=== TASK INSTRUCTIONS ===
Find the lines with "اپنی" in them and copy them out.

=== MATERIAL SHOWN ===
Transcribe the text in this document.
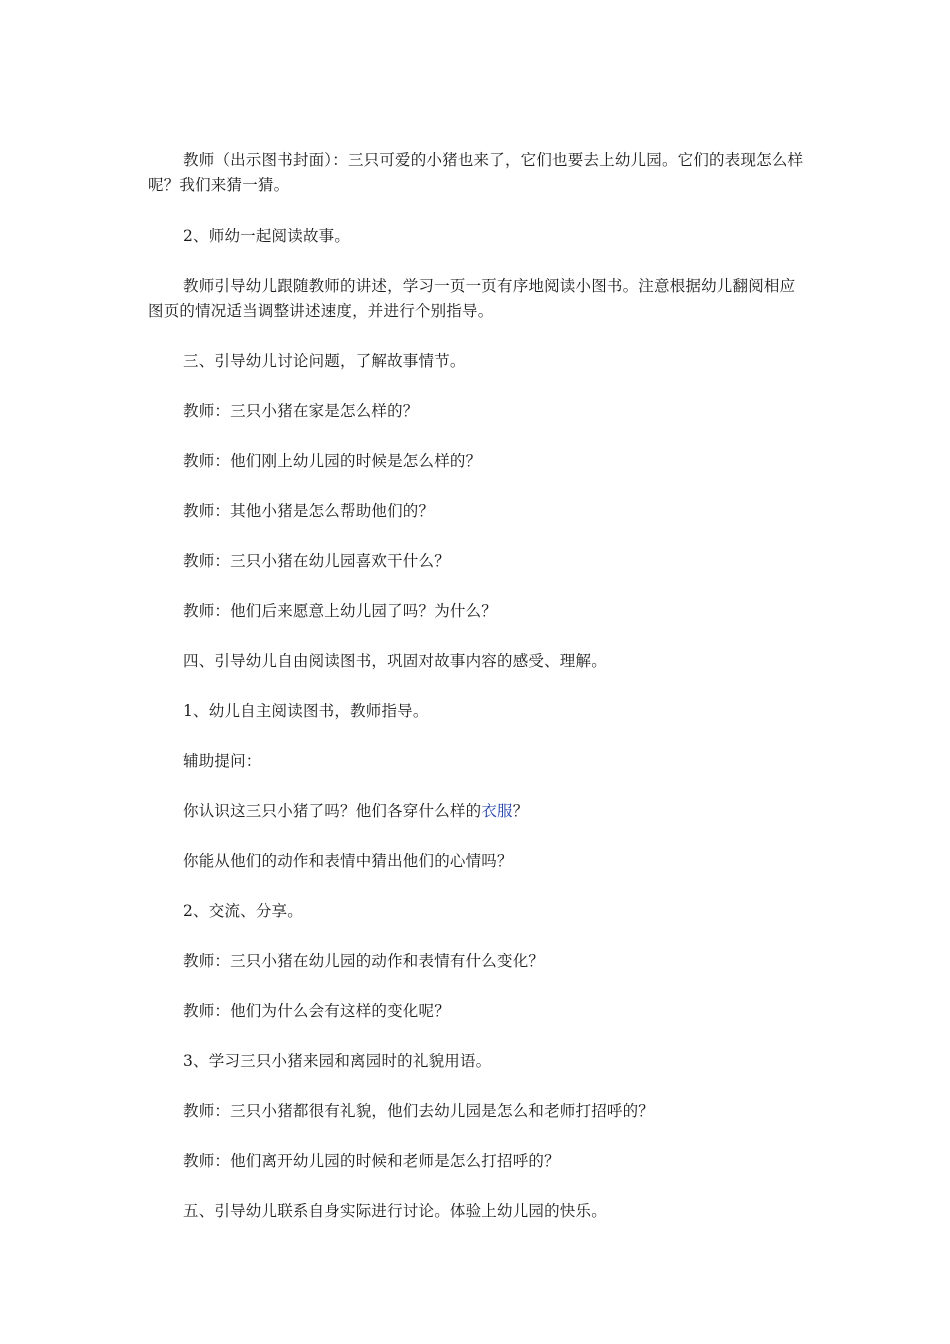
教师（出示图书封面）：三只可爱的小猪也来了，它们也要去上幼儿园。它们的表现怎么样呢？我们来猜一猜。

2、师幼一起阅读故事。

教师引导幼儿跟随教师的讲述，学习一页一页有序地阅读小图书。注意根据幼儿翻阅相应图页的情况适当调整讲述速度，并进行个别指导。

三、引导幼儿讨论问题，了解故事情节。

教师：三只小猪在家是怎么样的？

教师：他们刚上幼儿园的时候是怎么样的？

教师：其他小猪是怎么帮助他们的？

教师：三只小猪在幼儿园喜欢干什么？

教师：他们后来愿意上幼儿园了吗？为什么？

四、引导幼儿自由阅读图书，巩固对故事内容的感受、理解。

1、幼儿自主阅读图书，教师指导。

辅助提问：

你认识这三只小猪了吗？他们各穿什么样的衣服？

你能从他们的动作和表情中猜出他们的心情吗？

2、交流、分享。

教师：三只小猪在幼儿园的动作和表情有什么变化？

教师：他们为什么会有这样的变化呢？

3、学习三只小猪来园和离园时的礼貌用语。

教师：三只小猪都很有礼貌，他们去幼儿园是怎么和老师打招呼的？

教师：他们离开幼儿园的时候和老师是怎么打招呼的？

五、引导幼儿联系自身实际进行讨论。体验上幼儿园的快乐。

==

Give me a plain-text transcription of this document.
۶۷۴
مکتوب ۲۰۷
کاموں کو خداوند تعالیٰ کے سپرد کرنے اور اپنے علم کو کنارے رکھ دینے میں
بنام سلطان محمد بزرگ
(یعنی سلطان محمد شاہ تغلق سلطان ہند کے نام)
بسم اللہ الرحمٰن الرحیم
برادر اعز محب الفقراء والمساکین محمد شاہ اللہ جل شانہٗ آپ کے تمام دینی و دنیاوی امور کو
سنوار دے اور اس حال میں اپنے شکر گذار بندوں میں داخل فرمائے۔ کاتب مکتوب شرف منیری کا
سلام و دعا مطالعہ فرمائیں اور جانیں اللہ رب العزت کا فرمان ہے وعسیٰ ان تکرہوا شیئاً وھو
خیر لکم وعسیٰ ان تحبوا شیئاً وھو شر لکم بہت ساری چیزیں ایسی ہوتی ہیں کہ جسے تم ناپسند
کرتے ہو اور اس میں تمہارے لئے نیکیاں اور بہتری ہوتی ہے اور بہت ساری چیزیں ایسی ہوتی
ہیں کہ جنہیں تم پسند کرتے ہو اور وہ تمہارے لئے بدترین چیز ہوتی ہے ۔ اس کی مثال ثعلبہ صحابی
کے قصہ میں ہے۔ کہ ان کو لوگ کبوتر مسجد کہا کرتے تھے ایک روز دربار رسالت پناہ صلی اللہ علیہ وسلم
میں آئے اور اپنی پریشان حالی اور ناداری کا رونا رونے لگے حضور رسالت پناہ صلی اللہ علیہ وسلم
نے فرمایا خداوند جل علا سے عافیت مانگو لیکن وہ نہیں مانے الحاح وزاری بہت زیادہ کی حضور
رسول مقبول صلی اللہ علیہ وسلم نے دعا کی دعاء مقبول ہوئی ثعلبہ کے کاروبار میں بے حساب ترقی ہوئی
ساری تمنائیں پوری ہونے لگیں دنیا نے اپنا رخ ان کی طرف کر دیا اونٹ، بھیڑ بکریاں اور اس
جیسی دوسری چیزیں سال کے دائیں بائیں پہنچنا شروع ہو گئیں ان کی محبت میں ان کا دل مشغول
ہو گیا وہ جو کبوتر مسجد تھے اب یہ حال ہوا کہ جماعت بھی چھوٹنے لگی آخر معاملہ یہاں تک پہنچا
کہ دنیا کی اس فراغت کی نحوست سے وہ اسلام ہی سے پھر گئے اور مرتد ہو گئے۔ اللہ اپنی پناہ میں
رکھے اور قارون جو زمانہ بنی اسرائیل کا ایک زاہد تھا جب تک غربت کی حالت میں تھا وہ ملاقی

---

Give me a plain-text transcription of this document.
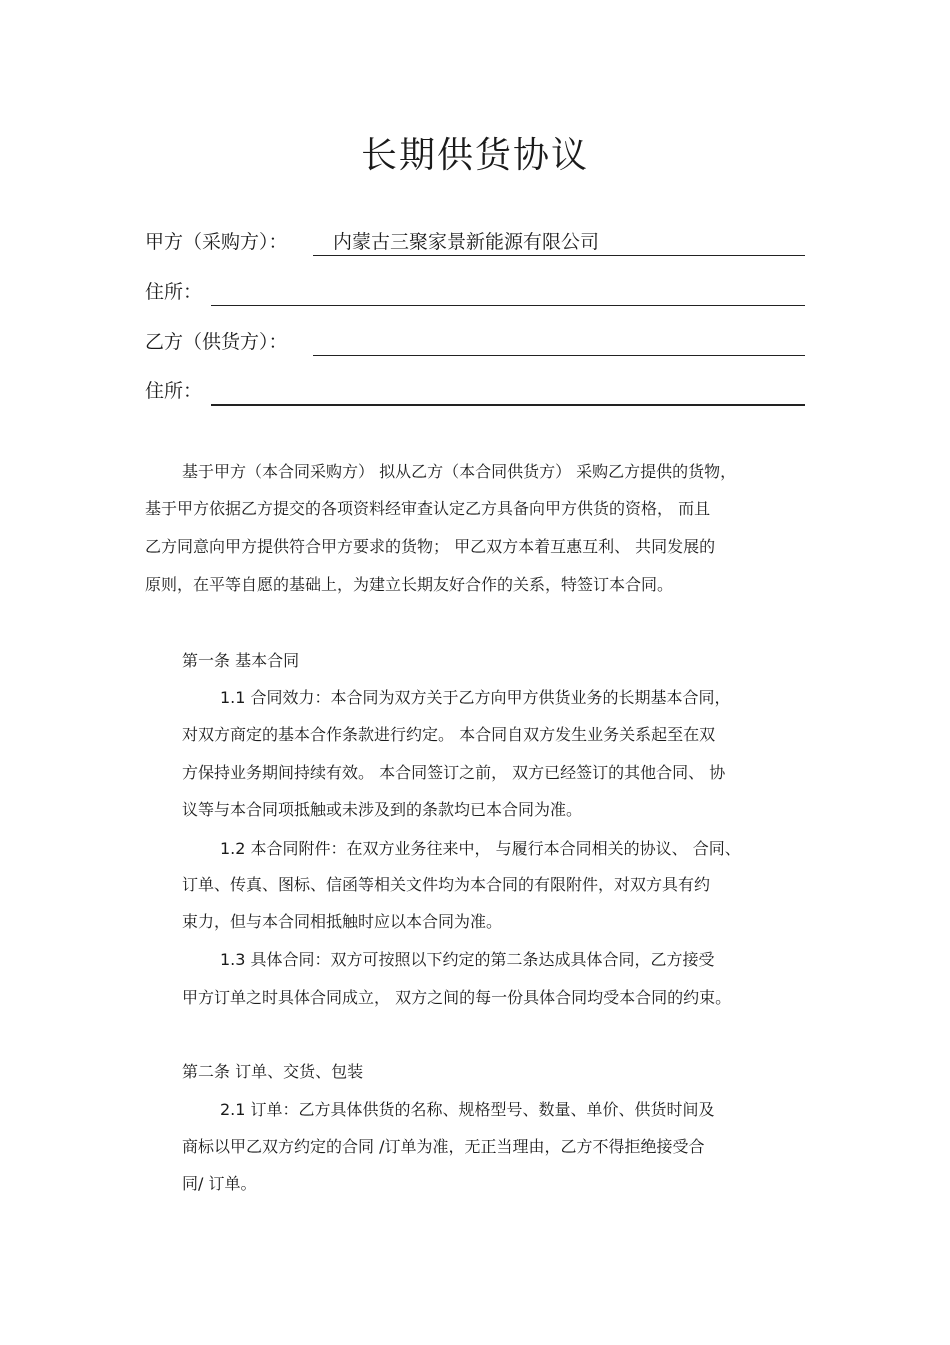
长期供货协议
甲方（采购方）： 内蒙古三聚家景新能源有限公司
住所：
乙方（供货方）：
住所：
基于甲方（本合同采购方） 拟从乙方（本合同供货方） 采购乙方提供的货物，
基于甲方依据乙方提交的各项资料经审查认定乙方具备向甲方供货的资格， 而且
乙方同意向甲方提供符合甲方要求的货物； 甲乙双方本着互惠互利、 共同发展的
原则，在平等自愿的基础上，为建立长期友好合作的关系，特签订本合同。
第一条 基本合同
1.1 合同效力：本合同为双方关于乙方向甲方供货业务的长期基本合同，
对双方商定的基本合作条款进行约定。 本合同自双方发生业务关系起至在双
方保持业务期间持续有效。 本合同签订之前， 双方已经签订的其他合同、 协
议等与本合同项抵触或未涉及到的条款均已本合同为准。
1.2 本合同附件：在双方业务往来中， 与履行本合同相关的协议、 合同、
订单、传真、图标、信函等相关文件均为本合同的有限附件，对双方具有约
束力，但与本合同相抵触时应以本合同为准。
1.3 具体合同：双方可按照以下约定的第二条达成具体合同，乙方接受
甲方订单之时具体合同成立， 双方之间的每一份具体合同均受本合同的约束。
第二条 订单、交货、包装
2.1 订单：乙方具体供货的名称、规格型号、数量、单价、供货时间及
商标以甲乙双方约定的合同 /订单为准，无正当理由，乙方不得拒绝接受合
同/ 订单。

=== OUTPUT FOR THIS EXERCISE ===
میں آئے اور اپنی پریشان حالی اور ناداری کا رونا رونے لگے حضور رسالت پناہ صلی اللہ علیہ وسلم
کہ دنیا کی اس فراغت کی نحوست سے وہ اسلام ہی سے پھر گئے اور مرتد ہو گئے۔ اللہ اپنی پناہ میں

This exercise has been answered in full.